The exercise: Exactly as written, print each record in the listing.
**** Data supplied
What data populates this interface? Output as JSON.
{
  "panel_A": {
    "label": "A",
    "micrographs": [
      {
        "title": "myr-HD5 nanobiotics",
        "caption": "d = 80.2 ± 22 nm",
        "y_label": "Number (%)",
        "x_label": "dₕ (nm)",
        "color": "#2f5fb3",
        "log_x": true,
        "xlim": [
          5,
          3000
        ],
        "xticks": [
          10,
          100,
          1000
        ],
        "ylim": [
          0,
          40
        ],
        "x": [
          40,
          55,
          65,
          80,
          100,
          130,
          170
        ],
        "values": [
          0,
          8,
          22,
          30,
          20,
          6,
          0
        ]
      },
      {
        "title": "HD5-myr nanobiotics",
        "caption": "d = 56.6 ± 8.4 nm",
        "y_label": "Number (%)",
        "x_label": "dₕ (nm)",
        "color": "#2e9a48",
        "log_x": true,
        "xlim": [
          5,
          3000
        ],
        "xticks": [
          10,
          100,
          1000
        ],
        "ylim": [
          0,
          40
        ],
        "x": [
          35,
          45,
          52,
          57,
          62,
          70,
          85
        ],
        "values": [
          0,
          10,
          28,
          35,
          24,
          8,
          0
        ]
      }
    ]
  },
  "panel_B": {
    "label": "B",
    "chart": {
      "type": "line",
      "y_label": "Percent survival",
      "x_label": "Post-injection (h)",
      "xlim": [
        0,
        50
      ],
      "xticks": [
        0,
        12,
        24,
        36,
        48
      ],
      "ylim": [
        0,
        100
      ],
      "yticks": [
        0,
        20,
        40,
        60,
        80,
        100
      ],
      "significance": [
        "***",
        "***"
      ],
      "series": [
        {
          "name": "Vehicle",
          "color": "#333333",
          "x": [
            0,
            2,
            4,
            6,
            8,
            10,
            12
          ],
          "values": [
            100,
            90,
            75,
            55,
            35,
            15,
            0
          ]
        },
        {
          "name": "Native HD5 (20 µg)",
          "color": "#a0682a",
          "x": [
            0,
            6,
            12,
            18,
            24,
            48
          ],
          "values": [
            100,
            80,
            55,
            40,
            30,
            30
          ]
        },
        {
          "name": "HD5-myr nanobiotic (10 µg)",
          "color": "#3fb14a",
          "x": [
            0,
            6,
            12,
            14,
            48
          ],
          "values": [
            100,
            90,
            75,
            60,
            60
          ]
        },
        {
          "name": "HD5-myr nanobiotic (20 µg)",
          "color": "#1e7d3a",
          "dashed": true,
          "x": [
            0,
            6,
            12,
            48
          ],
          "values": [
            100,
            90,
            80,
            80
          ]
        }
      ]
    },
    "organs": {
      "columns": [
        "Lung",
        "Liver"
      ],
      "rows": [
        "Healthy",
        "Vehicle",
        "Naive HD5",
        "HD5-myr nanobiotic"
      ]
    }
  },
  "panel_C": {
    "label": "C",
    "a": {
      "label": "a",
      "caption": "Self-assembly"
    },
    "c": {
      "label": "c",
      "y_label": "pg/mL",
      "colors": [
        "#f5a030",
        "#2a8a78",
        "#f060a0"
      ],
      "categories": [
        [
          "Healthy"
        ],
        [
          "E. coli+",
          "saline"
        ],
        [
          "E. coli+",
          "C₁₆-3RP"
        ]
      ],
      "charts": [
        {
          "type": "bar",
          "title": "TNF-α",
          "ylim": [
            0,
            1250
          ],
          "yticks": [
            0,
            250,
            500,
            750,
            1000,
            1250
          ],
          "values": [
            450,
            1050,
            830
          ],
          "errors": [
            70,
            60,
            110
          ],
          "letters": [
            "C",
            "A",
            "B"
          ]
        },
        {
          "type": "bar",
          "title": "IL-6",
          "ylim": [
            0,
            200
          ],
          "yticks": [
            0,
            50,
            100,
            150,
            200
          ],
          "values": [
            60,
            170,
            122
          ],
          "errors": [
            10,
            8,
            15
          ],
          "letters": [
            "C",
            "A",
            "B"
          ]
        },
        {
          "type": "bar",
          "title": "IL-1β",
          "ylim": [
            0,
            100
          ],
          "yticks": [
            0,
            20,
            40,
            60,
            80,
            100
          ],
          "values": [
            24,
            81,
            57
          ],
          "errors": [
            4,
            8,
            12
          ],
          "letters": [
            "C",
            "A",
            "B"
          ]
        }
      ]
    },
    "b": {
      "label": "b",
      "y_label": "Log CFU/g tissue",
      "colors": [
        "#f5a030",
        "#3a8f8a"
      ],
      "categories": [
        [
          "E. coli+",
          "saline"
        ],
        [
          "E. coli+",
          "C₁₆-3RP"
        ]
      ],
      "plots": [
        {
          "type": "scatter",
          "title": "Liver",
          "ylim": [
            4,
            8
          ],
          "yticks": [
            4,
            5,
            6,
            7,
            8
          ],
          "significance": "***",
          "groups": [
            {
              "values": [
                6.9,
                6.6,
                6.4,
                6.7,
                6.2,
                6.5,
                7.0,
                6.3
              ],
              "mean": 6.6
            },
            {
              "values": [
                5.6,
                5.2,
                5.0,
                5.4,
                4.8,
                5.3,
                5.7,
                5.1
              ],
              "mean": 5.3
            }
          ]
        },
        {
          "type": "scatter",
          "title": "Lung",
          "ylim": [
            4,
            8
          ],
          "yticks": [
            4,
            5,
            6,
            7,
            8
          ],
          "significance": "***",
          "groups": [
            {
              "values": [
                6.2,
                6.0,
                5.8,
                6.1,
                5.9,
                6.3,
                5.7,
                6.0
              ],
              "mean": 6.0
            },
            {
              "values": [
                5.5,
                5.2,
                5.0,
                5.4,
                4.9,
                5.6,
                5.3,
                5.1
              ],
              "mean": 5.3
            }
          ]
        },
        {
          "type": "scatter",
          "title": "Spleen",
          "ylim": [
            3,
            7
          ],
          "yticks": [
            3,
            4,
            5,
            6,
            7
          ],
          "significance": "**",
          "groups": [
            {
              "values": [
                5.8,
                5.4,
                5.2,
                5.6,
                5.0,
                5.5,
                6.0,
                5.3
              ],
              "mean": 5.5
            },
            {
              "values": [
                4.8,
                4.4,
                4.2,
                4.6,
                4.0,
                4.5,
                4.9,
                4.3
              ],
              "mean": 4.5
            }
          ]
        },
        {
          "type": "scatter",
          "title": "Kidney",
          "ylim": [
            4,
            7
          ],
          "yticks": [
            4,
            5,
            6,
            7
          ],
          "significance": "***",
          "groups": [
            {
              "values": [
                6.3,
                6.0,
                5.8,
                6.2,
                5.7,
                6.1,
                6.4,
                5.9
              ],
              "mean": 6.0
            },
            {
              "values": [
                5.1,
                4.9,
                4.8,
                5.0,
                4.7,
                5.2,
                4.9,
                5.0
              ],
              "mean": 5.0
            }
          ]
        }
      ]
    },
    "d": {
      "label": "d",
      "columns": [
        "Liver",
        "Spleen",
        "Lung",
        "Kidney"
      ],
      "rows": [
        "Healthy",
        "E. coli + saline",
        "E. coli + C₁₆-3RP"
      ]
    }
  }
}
********
Response:
What data populates this interface? Output as JSON.
{
  "panel_A": {
    "label": "A",
    "micrographs": [
      {
        "title": "myr-HD5 nanobiotics",
        "caption": "d = 80.2 ± 22 nm",
        "y_label": "Number (%)",
        "x_label": "dₕ (nm)",
        "color": "#2f5fb3",
        "log_x": true,
        "xlim": [
          5,
          3000
        ],
        "xticks": [
          10,
          100,
          1000
        ],
        "ylim": [
          0,
          40
        ],
        "x": [
          40,
          55,
          65,
          80,
          100,
          130,
          170
        ],
        "values": [
          0,
          8,
          22,
          30,
          20,
          6,
          0
        ]
      },
      {
        "title": "HD5-myr nanobiotics",
        "caption": "d = 56.6 ± 8.4 nm",
        "y_label": "Number (%)",
        "x_label": "dₕ (nm)",
        "color": "#2e9a48",
        "log_x": true,
        "xlim": [
          5,
          3000
        ],
        "xticks": [
          10,
          100,
          1000
        ],
        "ylim": [
          0,
          40
        ],
        "x": [
          35,
          45,
          52,
          57,
          62,
          70,
          85
        ],
        "values": [
          0,
          10,
          28,
          35,
          24,
          8,
          0
        ]
      }
    ]
  },
  "panel_B": {
    "label": "B",
    "chart": {
      "type": "line",
      "y_label": "Percent survival",
      "x_label": "Post-injection (h)",
      "xlim": [
        0,
        50
      ],
      "xticks": [
        0,
        12,
        24,
        36,
        48
      ],
      "ylim": [
        0,
        100
      ],
      "yticks": [
        0,
        20,
        40,
        60,
        80,
        100
      ],
      "significance": [
        "***",
        "***"
      ],
      "series": [
        {
          "name": "Vehicle",
          "color": "#333333",
          "x": [
            0,
            2,
            4,
            6,
            8,
            10,
            12
          ],
          "values": [
            100,
            90,
            75,
            55,
            35,
            15,
            0
          ]
        },
        {
          "name": "Native HD5 (20 µg)",
          "color": "#a0682a",
          "x": [
            0,
            6,
            12,
            18,
            24,
            48
          ],
          "values": [
            100,
            80,
            55,
            40,
            30,
            30
          ]
        },
        {
          "name": "HD5-myr nanobiotic (10 µg)",
          "color": "#3fb14a",
          "x": [
            0,
            6,
            12,
            14,
            48
          ],
          "values": [
            100,
            90,
            75,
            60,
            60
          ]
        },
        {
          "name": "HD5-myr nanobiotic (20 µg)",
          "color": "#1e7d3a",
          "dashed": true,
          "x": [
            0,
            6,
            12,
            48
          ],
          "values": [
            100,
            90,
            80,
            80
          ]
        }
      ]
    },
    "organs": {
      "columns": [
        "Lung",
        "Liver"
      ],
      "rows": [
        "Healthy",
        "Vehicle",
        "Naive HD5",
        "HD5-myr nanobiotic"
      ]
    }
  },
  "panel_C": {
    "label": "C",
    "a": {
      "label": "a",
      "caption": "Self-assembly"
    },
    "c": {
      "label": "c",
      "y_label": "pg/mL",
      "colors": [
        "#f5a030",
        "#2a8a78",
        "#f060a0"
      ],
      "categories": [
        [
          "Healthy"
        ],
        [
          "E. coli+",
          "saline"
        ],
        [
          "E. coli+",
          "C₁₆-3RP"
        ]
      ],
      "charts": [
        {
          "type": "bar",
          "title": "TNF-α",
          "ylim": [
            0,
            1250
          ],
          "yticks": [
            0,
            250,
            500,
            750,
            1000,
            1250
          ],
          "values": [
            450,
            1050,
            830
          ],
          "errors": [
            70,
            60,
            110
          ],
          "letters": [
            "C",
            "A",
            "B"
          ]
        },
        {
          "type": "bar",
          "title": "IL-6",
          "ylim": [
            0,
            200
          ],
          "yticks": [
            0,
            50,
            100,
            150,
            200
          ],
          "values": [
            60,
            170,
            122
          ],
          "errors": [
            10,
            8,
            15
          ],
          "letters": [
            "C",
            "A",
            "B"
          ]
        },
        {
          "type": "bar",
          "title": "IL-1β",
          "ylim": [
            0,
            100
          ],
          "yticks": [
            0,
            20,
            40,
            60,
            80,
            100
          ],
          "values": [
            24,
            81,
            57
          ],
          "errors": [
            4,
            8,
            12
          ],
          "letters": [
            "C",
            "A",
            "B"
          ]
        }
      ]
    },
    "b": {
      "label": "b",
      "y_label": "Log CFU/g tissue",
      "colors": [
        "#f5a030",
        "#3a8f8a"
      ],
      "categories": [
        [
          "E. coli+",
          "saline"
        ],
        [
          "E. coli+",
          "C₁₆-3RP"
        ]
      ],
      "plots": [
        {
          "type": "scatter",
          "title": "Liver",
          "ylim": [
            4,
            8
          ],
          "yticks": [
            4,
            5,
            6,
            7,
            8
          ],
          "significance": "***",
          "groups": [
            {
              "values": [
                6.9,
                6.6,
                6.4,
                6.7,
                6.2,
                6.5,
                7.0,
                6.3
              ],
              "mean": 6.6
            },
            {
              "values": [
                5.6,
                5.2,
                5.0,
                5.4,
                4.8,
                5.3,
                5.7,
                5.1
              ],
              "mean": 5.3
            }
          ]
        },
        {
          "type": "scatter",
          "title": "Lung",
          "ylim": [
            4,
            8
          ],
          "yticks": [
            4,
            5,
            6,
            7,
            8
          ],
          "significance": "***",
          "groups": [
            {
              "values": [
                6.2,
                6.0,
                5.8,
                6.1,
                5.9,
                6.3,
                5.7,
                6.0
              ],
              "mean": 6.0
            },
            {
              "values": [
                5.5,
                5.2,
                5.0,
                5.4,
                4.9,
                5.6,
                5.3,
                5.1
              ],
              "mean": 5.3
            }
          ]
        },
        {
          "type": "scatter",
          "title": "Spleen",
          "ylim": [
            3,
            7
          ],
          "yticks": [
            3,
            4,
            5,
            6,
            7
          ],
          "significance": "**",
          "groups": [
            {
              "values": [
                5.8,
                5.4,
                5.2,
                5.6,
                5.0,
                5.5,
                6.0,
                5.3
              ],
              "mean": 5.5
            },
            {
              "values": [
                4.8,
                4.4,
                4.2,
                4.6,
                4.0,
                4.5,
                4.9,
                4.3
              ],
              "mean": 4.5
            }
          ]
        },
        {
          "type": "scatter",
          "title": "Kidney",
          "ylim": [
            4,
            7
          ],
          "yticks": [
            4,
            5,
            6,
            7
          ],
          "significance": "***",
          "groups": [
            {
              "values": [
                6.3,
                6.0,
                5.8,
                6.2,
                5.7,
                6.1,
                6.4,
                5.9
              ],
              "mean": 6.0
            },
            {
              "values": [
                5.1,
                4.9,
                4.8,
                5.0,
                4.7,
                5.2,
                4.9,
                5.0
              ],
              "mean": 5.0
            }
          ]
        }
      ]
    },
    "d": {
      "label": "d",
      "columns": [
        "Liver",
        "Spleen",
        "Lung",
        "Kidney"
      ],
      "rows": [
        "Healthy",
        "E. coli + saline",
        "E. coli + C₁₆-3RP"
      ]
    }
  }
}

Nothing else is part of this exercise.